** begin DATA PROVIDED **

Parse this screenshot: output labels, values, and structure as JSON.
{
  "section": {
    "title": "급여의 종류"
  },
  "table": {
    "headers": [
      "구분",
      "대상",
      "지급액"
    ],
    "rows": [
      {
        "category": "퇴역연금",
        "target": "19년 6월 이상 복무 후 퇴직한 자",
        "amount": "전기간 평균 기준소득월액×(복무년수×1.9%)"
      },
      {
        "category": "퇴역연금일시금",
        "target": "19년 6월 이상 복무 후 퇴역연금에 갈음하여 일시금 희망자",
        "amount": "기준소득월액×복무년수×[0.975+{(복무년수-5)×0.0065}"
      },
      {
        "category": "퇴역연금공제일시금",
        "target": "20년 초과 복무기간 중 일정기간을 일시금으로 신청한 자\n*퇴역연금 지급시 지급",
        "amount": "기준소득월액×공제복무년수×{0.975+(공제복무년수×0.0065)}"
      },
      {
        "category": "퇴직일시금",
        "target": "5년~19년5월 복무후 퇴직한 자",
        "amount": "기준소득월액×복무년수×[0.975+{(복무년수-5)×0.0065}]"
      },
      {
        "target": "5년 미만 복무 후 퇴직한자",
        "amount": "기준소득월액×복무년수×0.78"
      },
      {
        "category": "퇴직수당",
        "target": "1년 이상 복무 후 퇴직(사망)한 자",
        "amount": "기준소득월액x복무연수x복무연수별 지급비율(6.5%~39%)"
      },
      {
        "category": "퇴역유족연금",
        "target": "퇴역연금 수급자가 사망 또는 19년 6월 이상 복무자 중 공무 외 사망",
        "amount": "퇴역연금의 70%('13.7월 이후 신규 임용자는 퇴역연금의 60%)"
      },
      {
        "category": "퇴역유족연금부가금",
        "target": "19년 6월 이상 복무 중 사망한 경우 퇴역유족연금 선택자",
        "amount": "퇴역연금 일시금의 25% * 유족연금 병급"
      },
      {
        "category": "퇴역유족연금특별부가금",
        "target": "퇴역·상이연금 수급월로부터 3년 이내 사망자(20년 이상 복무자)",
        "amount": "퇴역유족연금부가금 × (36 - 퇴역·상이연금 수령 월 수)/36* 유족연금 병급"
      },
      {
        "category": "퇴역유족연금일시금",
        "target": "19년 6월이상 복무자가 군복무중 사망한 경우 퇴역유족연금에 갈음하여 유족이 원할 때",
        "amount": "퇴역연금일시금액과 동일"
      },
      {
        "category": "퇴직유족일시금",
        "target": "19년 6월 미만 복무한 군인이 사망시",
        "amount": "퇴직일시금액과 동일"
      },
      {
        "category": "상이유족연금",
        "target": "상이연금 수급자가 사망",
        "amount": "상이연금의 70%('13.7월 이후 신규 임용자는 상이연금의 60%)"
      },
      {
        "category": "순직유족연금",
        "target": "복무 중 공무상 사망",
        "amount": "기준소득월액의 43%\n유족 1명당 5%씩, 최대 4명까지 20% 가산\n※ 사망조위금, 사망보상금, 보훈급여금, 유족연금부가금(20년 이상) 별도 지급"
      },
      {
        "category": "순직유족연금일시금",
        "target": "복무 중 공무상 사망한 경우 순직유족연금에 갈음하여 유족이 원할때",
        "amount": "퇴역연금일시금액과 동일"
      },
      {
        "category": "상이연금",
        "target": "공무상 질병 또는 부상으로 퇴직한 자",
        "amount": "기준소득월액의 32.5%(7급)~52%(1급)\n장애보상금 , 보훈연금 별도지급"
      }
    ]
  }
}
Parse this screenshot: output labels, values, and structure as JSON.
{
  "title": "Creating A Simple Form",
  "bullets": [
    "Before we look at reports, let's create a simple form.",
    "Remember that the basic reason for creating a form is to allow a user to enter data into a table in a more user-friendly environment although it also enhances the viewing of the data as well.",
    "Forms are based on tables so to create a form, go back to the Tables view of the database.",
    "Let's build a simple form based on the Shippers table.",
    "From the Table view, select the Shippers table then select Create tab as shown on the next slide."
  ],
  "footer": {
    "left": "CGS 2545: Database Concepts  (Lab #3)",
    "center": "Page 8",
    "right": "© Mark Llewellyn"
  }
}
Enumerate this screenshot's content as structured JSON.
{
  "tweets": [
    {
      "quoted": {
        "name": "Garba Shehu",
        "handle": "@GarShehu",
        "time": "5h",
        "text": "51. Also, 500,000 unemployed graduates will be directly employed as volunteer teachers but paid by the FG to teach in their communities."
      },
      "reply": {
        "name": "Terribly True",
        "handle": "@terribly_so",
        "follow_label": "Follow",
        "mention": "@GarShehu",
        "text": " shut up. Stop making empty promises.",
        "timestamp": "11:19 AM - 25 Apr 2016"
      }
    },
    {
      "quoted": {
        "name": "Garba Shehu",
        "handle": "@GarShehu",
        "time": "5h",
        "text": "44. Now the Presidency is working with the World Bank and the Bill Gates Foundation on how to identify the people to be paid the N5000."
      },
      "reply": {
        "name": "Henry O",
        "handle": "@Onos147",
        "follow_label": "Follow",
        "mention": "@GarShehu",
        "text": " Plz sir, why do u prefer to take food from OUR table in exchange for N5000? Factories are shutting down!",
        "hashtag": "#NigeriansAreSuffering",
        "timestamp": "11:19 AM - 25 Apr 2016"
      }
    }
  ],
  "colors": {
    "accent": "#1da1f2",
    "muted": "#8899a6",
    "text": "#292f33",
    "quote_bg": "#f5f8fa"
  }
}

** end DATA PROVIDED **

WHAT NEEDS TO BE DONE: Which lines include the word "기준소득월액의"? Copy every one of them.

RESULT OF THIS TASK:
        "amount": "기준소득월액의 43%\n유족 1명당 5%씩, 최대 4명까지 20% 가산\n※ 사망조위금, 사망보상금, 보훈급여금, 유족연금부가금(20년 이상) 별도 지급"
        "amount": "기준소득월액의 32.5%(7급)~52%(1급)\n장애보상금 , 보훈연금 별도지급"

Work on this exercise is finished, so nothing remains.